- What is needed -
Gather the lines below that include the string "general", copying each in full.

--------

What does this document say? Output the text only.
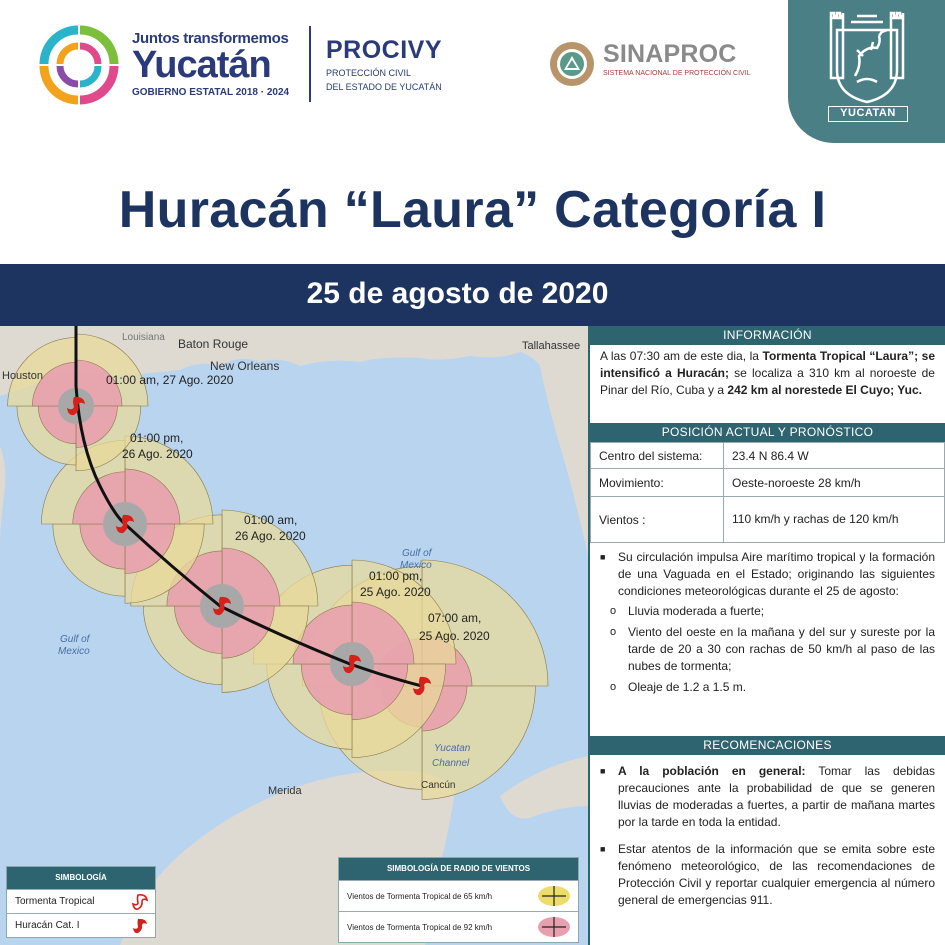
Juntos transformemos
Yucatán
GOBIERNO ESTATAL 2018 · 2024
PROCIVY
PROTECCIÓN CIVIL
DEL ESTADO DE YUCATÁN
SINAPROC
SISTEMA NACIONAL DE PROTECCIÓN CIVIL
YUCATAN
Huracán “Laura” Categoría I
25 de agosto de 2020
Louisiana Baton Rouge
New Orleans
Tallahassee
Houston
Gulf of
Mexico
Gulf of
Mexico
Yucatan
Channel
Merida	Cancún
01:00 am, 27 Ago. 2020
01:00 pm,
26 Ago. 2020
01:00 am,
26 Ago. 2020
01:00 pm,
25 Ago. 2020
07:00 am,
25 Ago. 2020
SIMBOLOGÍA
Tormenta Tropical
Huracán Cat. I
SIMBOLOGÍA DE RADIO DE VIENTOS
Vientos de Tormenta Tropical de 65 km/h
Vientos de Tormenta Tropical de 92 km/h
INFORMACIÓN
A las 07:30 am de este dia, la Tormenta Tropical “Laura”; se intensificó a Huracán; se localiza a 310 km al noroeste de Pinar del Río, Cuba y a 242 km al norestede El Cuyo; Yuc.
POSICIÓN ACTUAL Y PRONÓSTICO
Centro del sistema:	23.4 N 86.4 W
Movimiento:	Oeste-noroeste 28 km/h
Vientos :	110 km/h y rachas de 120 km/h
■	Su circulación impulsa Aire marítimo tropical y la formación de una Vaguada en el Estado; originando las siguientes condiciones meteorológicas durante el 25 de agosto:
o Lluvia moderada a fuerte;
o Viento del oeste en la mañana y del sur y sureste por la tarde de 20 a 30 con rachas de 50 km/h al paso de las nubes de tormenta;
o Oleaje de 1.2 a 1.5 m.
RECOMENCACIONES
■	A la población en general: Tomar las debidas precauciones ante la probabilidad de que se generen lluvias de moderadas a fuertes, a partir de mañana martes por la tarde en toda la entidad.
■	Estar atentos de la información que se emita sobre este fenómeno meteorológico, de las recomendaciones de Protección Civil y reportar cualquier emergencia al número general de emergencias 911.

--------

- The solution -
■	A la población en general: Tomar las debidas precauciones ante la probabilidad de que se generen lluvias de moderadas a fuertes, a partir de mañana martes por la tarde en toda la entidad.
■	Estar atentos de la información que se emita sobre este fenómeno meteorológico, de las recomendaciones de Protección Civil y reportar cualquier emergencia al número general de emergencias 911.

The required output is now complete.